### Task details
Each entry below is to be duplicated verbatim.

+ + + +

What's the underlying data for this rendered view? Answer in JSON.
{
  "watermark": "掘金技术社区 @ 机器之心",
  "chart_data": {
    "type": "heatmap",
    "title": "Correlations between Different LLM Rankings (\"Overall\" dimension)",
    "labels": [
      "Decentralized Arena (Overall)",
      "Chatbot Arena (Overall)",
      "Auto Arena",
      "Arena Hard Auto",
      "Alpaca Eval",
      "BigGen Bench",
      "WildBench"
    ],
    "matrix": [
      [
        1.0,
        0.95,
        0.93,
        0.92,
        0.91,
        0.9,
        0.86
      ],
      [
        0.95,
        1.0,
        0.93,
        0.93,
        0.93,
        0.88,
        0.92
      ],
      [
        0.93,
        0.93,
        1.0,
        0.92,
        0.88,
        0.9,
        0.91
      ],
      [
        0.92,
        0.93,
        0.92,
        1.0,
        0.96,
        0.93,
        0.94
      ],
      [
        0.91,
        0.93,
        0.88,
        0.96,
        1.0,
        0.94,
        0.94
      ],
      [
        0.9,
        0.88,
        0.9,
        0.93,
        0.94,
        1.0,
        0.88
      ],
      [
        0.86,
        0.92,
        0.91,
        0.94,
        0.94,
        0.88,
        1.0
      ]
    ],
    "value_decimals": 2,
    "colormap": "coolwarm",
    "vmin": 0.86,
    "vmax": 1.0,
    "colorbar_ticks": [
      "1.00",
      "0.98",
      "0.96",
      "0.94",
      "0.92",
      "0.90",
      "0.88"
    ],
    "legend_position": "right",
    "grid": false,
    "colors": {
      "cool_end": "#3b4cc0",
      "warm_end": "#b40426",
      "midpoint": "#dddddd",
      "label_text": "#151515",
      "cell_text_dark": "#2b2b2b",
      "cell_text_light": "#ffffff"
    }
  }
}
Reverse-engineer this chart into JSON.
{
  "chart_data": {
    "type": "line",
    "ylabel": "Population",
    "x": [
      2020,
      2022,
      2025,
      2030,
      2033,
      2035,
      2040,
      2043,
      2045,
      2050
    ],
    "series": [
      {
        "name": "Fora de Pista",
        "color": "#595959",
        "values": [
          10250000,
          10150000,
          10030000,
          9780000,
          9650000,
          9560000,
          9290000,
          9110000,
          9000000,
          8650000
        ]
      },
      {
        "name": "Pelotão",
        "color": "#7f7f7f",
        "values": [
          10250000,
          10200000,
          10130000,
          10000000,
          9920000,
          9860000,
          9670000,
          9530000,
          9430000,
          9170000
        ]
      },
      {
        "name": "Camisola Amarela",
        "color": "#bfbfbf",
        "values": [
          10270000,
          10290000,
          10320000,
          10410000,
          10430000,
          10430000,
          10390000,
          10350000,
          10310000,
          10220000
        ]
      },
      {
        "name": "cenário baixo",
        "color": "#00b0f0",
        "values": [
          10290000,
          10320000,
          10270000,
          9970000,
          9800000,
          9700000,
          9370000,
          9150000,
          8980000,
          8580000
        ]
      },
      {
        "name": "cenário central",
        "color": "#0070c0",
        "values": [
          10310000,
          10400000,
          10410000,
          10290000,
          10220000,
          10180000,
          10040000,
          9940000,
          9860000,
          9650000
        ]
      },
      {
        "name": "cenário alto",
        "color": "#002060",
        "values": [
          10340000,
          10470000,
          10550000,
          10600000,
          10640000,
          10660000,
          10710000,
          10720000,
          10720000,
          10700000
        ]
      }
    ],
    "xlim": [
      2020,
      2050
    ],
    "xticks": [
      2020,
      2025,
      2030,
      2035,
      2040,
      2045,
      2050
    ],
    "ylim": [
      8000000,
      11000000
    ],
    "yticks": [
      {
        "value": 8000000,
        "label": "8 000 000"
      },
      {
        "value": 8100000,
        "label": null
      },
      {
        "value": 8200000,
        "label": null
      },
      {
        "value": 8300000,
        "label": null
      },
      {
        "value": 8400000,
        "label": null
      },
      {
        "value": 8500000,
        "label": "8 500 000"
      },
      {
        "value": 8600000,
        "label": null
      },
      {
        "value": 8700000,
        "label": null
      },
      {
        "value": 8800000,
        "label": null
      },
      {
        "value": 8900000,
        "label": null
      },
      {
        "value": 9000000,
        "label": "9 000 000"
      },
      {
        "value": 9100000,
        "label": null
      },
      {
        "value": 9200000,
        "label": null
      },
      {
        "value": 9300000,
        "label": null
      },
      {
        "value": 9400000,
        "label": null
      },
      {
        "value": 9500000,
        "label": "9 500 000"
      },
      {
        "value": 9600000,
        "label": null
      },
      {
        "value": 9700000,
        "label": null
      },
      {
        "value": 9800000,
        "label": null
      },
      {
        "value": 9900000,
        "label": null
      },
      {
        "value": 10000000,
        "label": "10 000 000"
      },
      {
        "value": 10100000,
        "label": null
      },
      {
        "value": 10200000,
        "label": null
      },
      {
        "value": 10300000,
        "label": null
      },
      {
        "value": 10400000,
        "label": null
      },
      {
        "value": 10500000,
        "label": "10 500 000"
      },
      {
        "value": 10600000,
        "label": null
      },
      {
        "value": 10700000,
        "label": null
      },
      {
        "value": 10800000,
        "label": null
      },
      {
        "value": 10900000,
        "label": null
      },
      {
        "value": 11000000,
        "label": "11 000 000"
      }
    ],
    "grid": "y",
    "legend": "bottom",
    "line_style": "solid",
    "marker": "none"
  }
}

+ + + +

### Reply to the exercise
What's the underlying data for this rendered view? Answer in JSON.
{
  "watermark": "掘金技术社区 @ 机器之心",
  "chart_data": {
    "type": "heatmap",
    "title": "Correlations between Different LLM Rankings (\"Overall\" dimension)",
    "labels": [
      "Decentralized Arena (Overall)",
      "Chatbot Arena (Overall)",
      "Auto Arena",
      "Arena Hard Auto",
      "Alpaca Eval",
      "BigGen Bench",
      "WildBench"
    ],
    "matrix": [
      [
        1.0,
        0.95,
        0.93,
        0.92,
        0.91,
        0.9,
        0.86
      ],
      [
        0.95,
        1.0,
        0.93,
        0.93,
        0.93,
        0.88,
        0.92
      ],
      [
        0.93,
        0.93,
        1.0,
        0.92,
        0.88,
        0.9,
        0.91
      ],
      [
        0.92,
        0.93,
        0.92,
        1.0,
        0.96,
        0.93,
        0.94
      ],
      [
        0.91,
        0.93,
        0.88,
        0.96,
        1.0,
        0.94,
        0.94
      ],
      [
        0.9,
        0.88,
        0.9,
        0.93,
        0.94,
        1.0,
        0.88
      ],
      [
        0.86,
        0.92,
        0.91,
        0.94,
        0.94,
        0.88,
        1.0
      ]
    ],
    "value_decimals": 2,
    "colormap": "coolwarm",
    "vmin": 0.86,
    "vmax": 1.0,
    "colorbar_ticks": [
      "1.00",
      "0.98",
      "0.96",
      "0.94",
      "0.92",
      "0.90",
      "0.88"
    ],
    "legend_position": "right",
    "grid": false,
    "colors": {
      "cool_end": "#3b4cc0",
      "warm_end": "#b40426",
      "midpoint": "#dddddd",
      "label_text": "#151515",
      "cell_text_dark": "#2b2b2b",
      "cell_text_light": "#ffffff"
    }
  }
}
Reverse-engineer this chart into JSON.
{
  "chart_data": {
    "type": "line",
    "ylabel": "Population",
    "x": [
      2020,
      2022,
      2025,
      2030,
      2033,
      2035,
      2040,
      2043,
      2045,
      2050
    ],
    "series": [
      {
        "name": "Fora de Pista",
        "color": "#595959",
        "values": [
          10250000,
          10150000,
          10030000,
          9780000,
          9650000,
          9560000,
          9290000,
          9110000,
          9000000,
          8650000
        ]
      },
      {
        "name": "Pelotão",
        "color": "#7f7f7f",
        "values": [
          10250000,
          10200000,
          10130000,
          10000000,
          9920000,
          9860000,
          9670000,
          9530000,
          9430000,
          9170000
        ]
      },
      {
        "name": "Camisola Amarela",
        "color": "#bfbfbf",
        "values": [
          10270000,
          10290000,
          10320000,
          10410000,
          10430000,
          10430000,
          10390000,
          10350000,
          10310000,
          10220000
        ]
      },
      {
        "name": "cenário baixo",
        "color": "#00b0f0",
        "values": [
          10290000,
          10320000,
          10270000,
          9970000,
          9800000,
          9700000,
          9370000,
          9150000,
          8980000,
          8580000
        ]
      },
      {
        "name": "cenário central",
        "color": "#0070c0",
        "values": [
          10310000,
          10400000,
          10410000,
          10290000,
          10220000,
          10180000,
          10040000,
          9940000,
          9860000,
          9650000
        ]
      },
      {
        "name": "cenário alto",
        "color": "#002060",
        "values": [
          10340000,
          10470000,
          10550000,
          10600000,
          10640000,
          10660000,
          10710000,
          10720000,
          10720000,
          10700000
        ]
      }
    ],
    "xlim": [
      2020,
      2050
    ],
    "xticks": [
      2020,
      2025,
      2030,
      2035,
      2040,
      2045,
      2050
    ],
    "ylim": [
      8000000,
      11000000
    ],
    "yticks": [
      {
        "value": 8000000,
        "label": "8 000 000"
      },
      {
        "value": 8100000,
        "label": null
      },
      {
        "value": 8200000,
        "label": null
      },
      {
        "value": 8300000,
        "label": null
      },
      {
        "value": 8400000,
        "label": null
      },
      {
        "value": 8500000,
        "label": "8 500 000"
      },
      {
        "value": 8600000,
        "label": null
      },
      {
        "value": 8700000,
        "label": null
      },
      {
        "value": 8800000,
        "label": null
      },
      {
        "value": 8900000,
        "label": null
      },
      {
        "value": 9000000,
        "label": "9 000 000"
      },
      {
        "value": 9100000,
        "label": null
      },
      {
        "value": 9200000,
        "label": null
      },
      {
        "value": 9300000,
        "label": null
      },
      {
        "value": 9400000,
        "label": null
      },
      {
        "value": 9500000,
        "label": "9 500 000"
      },
      {
        "value": 9600000,
        "label": null
      },
      {
        "value": 9700000,
        "label": null
      },
      {
        "value": 9800000,
        "label": null
      },
      {
        "value": 9900000,
        "label": null
      },
      {
        "value": 10000000,
        "label": "10 000 000"
      },
      {
        "value": 10100000,
        "label": null
      },
      {
        "value": 10200000,
        "label": null
      },
      {
        "value": 10300000,
        "label": null
      },
      {
        "value": 10400000,
        "label": null
      },
      {
        "value": 10500000,
        "label": "10 500 000"
      },
      {
        "value": 10600000,
        "label": null
      },
      {
        "value": 10700000,
        "label": null
      },
      {
        "value": 10800000,
        "label": null
      },
      {
        "value": 10900000,
        "label": null
      },
      {
        "value": 11000000,
        "label": "11 000 000"
      }
    ],
    "grid": "y",
    "legend": "bottom",
    "line_style": "solid",
    "marker": "none"
  }
}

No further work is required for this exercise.